> _WHAT THE TASK ASKS_
What is the number of lines in these entries that contain "name"? State it alone.

> _Items from a figure collection_
——————————

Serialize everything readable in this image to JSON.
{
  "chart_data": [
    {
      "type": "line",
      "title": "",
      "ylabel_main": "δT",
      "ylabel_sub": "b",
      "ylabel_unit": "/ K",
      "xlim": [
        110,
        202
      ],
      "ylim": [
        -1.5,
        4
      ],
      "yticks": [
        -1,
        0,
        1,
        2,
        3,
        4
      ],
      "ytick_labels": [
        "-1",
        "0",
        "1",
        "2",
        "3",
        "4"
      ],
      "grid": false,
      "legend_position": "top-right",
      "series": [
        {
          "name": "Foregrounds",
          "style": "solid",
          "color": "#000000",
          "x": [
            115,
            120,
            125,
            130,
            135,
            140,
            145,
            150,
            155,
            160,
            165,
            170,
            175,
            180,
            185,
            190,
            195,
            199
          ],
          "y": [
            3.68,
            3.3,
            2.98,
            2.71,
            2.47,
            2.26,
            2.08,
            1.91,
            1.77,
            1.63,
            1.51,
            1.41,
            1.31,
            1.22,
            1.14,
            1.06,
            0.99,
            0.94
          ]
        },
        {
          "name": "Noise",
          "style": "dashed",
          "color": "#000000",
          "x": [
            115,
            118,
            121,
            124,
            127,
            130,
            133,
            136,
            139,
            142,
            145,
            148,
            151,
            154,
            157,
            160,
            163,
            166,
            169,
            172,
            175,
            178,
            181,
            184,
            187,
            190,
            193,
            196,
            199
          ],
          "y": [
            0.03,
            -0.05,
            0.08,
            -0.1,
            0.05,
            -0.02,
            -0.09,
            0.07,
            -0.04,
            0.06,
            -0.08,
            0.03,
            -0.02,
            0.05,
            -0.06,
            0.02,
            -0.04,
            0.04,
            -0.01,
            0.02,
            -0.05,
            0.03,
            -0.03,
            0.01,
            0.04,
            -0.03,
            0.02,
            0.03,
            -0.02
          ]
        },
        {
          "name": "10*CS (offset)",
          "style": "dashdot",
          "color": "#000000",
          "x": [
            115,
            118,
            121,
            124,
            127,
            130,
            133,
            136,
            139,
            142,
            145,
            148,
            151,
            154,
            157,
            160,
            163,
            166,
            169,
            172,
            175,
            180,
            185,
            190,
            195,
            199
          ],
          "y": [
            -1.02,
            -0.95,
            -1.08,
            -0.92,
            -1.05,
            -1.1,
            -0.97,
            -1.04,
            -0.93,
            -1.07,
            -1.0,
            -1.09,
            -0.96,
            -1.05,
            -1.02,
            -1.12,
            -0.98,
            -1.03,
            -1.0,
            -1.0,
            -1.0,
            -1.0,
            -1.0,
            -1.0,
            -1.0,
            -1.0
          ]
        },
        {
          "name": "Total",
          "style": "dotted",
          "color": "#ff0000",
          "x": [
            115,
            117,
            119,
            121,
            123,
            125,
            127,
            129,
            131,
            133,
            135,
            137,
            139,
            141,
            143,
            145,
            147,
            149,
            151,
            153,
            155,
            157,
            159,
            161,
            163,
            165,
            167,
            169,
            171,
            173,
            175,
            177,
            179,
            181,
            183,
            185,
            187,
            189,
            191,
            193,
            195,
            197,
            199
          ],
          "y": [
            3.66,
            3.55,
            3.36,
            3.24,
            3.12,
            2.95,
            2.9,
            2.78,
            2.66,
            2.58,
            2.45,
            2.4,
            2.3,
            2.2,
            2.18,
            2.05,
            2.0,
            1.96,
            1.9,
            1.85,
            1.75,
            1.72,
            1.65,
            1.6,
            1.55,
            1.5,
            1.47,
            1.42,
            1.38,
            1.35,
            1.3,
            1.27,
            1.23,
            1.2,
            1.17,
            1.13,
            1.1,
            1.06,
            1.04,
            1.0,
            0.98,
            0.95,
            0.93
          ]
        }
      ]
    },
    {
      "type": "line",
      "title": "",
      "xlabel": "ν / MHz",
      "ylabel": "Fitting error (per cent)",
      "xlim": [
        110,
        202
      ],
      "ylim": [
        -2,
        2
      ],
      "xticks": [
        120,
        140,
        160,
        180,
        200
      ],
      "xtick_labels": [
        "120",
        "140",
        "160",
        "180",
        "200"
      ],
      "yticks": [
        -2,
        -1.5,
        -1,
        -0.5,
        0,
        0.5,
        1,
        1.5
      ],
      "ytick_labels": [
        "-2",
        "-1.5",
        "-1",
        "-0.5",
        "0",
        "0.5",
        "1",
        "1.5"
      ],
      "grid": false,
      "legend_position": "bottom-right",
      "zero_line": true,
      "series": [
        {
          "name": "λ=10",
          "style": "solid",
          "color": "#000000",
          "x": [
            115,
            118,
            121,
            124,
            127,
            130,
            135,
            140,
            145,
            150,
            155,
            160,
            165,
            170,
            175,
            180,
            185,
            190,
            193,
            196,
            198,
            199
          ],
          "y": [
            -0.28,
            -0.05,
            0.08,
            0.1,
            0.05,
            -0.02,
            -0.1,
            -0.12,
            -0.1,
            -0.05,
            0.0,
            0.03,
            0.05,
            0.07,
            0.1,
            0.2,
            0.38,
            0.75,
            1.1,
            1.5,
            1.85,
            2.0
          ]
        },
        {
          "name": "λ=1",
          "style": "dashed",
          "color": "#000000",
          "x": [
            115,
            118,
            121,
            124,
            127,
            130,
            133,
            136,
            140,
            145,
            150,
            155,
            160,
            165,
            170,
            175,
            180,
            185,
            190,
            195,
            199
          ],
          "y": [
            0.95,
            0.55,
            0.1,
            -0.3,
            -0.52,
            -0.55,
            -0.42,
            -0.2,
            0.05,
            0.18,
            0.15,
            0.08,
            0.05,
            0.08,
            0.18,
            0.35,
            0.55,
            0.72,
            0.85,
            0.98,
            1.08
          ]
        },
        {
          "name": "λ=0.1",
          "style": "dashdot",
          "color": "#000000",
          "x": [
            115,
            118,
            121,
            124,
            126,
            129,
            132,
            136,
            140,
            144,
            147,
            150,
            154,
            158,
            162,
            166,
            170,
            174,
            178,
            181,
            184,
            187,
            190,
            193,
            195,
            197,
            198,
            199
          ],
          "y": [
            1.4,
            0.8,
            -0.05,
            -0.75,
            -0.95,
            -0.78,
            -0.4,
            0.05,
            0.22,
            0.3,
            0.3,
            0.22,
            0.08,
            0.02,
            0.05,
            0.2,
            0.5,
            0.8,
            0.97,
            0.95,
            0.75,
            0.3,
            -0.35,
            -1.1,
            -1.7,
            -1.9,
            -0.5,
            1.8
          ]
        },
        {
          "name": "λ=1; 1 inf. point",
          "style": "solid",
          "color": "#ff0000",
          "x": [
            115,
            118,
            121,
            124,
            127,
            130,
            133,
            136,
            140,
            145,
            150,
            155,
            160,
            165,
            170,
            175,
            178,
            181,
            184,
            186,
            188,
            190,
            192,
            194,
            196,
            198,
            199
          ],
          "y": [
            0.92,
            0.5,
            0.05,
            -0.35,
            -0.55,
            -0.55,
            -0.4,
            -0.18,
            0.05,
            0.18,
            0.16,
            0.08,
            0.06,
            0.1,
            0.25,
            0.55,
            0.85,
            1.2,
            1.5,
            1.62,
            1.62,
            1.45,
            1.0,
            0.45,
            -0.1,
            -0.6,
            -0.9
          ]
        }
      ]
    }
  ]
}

——————————

> _CORRECT ANSWER_
8